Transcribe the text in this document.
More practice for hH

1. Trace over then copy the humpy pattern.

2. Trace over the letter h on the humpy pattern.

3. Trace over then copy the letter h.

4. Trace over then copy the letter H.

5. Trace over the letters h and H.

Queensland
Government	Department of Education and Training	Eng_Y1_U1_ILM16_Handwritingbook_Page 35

==============================

▶ _THE EXERCISE_
Retype all the records, matching them exactly.

▶ _EXERCISE ANSWER_
Transcribe the text in this document.
More practice for hH

1. Trace over then copy the humpy pattern.

2. Trace over the letter h on the humpy pattern.

3. Trace over then copy the letter h.

4. Trace over then copy the letter H.

5. Trace over the letters h and H.

Queensland
Government	Department of Education and Training	Eng_Y1_U1_ILM16_Handwritingbook_Page 35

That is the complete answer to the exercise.